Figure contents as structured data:
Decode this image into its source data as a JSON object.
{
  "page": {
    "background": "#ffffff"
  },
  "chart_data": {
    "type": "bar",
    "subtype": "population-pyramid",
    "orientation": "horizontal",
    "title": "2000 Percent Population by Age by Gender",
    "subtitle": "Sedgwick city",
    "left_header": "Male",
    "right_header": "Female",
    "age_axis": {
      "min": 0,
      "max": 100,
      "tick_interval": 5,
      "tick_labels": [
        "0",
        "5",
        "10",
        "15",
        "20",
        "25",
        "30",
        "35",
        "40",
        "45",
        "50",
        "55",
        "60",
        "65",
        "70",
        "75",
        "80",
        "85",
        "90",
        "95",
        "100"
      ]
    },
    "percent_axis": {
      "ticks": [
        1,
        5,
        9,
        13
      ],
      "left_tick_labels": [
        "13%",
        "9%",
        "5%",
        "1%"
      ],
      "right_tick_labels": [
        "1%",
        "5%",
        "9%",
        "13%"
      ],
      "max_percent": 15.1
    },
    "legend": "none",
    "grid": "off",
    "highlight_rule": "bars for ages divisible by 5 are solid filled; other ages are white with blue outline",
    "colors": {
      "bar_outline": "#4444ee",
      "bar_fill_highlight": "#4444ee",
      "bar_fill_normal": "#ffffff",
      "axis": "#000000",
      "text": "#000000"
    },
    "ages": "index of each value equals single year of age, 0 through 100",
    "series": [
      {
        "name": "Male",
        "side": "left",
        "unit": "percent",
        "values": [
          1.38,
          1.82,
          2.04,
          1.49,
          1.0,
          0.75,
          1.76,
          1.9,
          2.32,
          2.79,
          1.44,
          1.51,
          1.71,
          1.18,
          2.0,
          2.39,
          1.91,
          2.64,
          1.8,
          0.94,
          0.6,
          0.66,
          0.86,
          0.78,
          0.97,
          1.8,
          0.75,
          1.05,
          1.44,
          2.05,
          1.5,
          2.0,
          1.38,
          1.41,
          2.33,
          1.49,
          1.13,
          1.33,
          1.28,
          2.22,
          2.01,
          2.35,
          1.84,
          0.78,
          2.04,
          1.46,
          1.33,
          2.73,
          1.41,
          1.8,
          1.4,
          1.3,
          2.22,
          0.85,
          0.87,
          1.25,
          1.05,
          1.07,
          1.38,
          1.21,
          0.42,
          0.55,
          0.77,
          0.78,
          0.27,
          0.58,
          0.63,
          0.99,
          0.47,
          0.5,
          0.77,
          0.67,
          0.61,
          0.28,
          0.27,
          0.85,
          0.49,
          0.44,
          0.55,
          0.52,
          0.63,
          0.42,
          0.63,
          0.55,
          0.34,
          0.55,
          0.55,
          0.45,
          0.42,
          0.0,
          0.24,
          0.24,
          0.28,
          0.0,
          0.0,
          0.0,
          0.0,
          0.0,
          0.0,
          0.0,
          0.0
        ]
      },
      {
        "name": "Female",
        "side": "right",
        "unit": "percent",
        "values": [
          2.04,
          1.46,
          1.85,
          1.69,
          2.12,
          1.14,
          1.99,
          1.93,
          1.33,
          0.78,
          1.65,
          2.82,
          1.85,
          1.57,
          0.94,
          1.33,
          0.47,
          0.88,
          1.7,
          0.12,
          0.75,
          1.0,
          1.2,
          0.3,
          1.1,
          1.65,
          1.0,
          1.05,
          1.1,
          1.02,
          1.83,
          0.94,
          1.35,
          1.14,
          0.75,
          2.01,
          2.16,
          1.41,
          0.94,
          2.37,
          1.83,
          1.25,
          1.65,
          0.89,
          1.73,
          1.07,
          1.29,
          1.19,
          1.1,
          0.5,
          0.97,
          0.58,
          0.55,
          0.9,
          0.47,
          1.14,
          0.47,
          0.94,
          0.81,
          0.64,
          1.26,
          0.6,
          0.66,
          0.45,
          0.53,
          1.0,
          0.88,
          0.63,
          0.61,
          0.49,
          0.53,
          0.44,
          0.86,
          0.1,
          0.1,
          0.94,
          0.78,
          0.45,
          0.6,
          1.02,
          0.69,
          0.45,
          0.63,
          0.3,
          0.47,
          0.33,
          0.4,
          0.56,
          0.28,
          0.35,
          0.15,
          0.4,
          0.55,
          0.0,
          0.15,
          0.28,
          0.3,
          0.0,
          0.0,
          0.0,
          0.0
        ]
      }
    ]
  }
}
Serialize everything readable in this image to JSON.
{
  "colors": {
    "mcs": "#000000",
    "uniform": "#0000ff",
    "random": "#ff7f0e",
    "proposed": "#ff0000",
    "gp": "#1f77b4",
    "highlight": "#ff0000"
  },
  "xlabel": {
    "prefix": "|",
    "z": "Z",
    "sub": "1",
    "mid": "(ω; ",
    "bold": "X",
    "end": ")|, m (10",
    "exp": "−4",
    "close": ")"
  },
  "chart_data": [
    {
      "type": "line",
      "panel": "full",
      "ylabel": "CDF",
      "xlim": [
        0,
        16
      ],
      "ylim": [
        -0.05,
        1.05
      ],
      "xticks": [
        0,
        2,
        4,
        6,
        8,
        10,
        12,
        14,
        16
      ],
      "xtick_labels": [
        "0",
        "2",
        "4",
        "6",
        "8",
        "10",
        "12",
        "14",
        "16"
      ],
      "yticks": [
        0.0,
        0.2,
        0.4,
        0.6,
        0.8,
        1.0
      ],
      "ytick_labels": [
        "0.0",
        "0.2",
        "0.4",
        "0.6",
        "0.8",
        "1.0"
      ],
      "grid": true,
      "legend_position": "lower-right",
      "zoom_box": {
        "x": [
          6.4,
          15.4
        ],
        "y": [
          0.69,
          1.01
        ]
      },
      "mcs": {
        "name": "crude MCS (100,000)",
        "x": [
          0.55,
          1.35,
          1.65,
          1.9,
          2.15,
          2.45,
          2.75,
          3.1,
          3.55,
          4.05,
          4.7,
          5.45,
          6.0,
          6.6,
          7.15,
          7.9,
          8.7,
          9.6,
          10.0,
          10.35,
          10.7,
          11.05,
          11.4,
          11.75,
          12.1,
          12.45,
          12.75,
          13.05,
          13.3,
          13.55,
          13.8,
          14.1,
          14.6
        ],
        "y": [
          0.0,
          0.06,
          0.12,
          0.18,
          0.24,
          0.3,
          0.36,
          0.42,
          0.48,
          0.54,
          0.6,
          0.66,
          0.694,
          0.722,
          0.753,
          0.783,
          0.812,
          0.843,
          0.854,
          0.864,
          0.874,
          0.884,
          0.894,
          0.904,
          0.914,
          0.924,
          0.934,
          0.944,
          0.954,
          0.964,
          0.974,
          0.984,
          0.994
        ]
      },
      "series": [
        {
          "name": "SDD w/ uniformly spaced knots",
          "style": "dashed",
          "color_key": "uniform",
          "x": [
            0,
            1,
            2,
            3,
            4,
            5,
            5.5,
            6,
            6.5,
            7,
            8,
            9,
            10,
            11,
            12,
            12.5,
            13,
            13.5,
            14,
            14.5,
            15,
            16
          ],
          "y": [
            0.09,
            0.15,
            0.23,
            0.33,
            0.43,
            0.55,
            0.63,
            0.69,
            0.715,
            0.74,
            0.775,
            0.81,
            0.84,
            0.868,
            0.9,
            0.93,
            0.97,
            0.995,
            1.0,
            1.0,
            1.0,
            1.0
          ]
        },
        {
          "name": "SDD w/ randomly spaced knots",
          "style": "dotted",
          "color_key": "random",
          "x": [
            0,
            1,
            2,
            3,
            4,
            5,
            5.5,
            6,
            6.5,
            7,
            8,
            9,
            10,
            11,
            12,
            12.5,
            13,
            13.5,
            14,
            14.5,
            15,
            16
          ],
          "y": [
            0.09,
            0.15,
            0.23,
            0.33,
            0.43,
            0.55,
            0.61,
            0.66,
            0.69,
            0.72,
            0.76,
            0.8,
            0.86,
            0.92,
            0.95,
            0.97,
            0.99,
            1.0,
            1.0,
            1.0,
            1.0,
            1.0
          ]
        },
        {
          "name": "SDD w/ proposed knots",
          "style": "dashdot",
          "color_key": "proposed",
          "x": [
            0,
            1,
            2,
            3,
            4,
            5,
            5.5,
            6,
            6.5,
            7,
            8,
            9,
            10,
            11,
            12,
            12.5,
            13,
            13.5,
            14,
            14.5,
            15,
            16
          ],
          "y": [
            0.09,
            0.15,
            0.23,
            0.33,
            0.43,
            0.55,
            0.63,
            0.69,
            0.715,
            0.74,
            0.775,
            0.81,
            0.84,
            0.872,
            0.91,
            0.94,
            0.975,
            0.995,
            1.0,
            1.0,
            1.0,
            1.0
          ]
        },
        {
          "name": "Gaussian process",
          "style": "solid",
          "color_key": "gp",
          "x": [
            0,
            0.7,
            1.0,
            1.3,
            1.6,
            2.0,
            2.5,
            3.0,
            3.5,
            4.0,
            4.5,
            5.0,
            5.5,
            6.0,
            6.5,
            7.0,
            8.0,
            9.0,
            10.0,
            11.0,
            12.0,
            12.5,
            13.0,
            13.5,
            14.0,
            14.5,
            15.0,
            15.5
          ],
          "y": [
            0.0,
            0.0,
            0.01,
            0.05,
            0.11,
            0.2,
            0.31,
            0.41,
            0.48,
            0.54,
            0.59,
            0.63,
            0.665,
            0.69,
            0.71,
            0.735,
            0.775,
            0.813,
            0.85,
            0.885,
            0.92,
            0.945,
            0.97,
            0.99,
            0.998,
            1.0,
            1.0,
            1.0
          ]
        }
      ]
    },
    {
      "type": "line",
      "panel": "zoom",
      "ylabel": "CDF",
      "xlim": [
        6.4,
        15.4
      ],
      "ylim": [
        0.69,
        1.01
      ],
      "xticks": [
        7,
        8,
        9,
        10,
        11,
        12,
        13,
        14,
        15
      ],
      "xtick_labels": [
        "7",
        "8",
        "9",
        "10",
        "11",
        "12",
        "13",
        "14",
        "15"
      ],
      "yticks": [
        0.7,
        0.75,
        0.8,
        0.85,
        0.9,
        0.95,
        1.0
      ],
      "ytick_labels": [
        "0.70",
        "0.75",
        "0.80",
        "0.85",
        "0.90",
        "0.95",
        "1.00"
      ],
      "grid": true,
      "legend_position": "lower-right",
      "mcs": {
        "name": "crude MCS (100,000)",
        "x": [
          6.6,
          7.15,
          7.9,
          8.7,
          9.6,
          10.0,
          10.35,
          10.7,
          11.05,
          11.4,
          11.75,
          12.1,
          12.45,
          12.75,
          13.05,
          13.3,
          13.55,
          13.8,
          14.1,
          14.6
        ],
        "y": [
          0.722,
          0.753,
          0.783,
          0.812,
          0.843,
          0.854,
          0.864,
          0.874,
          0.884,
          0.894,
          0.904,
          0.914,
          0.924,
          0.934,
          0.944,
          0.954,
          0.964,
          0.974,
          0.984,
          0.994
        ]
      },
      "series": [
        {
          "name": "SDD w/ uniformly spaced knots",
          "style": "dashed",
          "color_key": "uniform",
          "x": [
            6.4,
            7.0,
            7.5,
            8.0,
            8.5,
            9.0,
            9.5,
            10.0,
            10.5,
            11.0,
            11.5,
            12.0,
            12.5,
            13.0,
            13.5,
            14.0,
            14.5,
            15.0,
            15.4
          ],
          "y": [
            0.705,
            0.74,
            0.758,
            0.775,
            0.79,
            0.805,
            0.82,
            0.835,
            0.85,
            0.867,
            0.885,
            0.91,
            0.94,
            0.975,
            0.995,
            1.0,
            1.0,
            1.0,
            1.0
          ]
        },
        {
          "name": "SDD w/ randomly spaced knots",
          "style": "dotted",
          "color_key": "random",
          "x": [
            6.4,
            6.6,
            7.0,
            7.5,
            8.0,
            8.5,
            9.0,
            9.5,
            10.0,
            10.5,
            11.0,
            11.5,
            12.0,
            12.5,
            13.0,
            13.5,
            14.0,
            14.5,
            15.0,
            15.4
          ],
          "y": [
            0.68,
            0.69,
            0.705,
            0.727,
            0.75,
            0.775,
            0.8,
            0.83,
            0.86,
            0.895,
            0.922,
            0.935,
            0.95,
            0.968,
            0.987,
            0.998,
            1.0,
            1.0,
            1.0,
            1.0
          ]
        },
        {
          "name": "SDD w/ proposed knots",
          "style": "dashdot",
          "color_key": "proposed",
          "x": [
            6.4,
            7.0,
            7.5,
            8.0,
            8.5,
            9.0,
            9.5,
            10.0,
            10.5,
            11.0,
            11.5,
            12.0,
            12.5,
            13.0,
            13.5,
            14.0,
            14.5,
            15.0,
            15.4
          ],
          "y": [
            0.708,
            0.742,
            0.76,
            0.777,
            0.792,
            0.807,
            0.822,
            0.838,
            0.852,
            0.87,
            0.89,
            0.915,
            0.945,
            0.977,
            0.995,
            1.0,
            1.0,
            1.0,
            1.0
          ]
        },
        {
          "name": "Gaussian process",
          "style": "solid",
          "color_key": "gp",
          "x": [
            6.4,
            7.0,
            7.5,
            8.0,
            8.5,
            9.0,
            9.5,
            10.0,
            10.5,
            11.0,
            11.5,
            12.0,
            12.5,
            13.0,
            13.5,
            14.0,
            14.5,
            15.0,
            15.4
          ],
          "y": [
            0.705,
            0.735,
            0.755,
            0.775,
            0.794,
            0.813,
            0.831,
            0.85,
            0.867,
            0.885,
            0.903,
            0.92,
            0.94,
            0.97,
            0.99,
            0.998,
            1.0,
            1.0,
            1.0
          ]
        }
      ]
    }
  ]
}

GIVEN REQUEST: Return each line with "this".

TASK OUTPUT:
Decode this image into its source data as a JSON object.
Serialize everything readable in this image to JSON.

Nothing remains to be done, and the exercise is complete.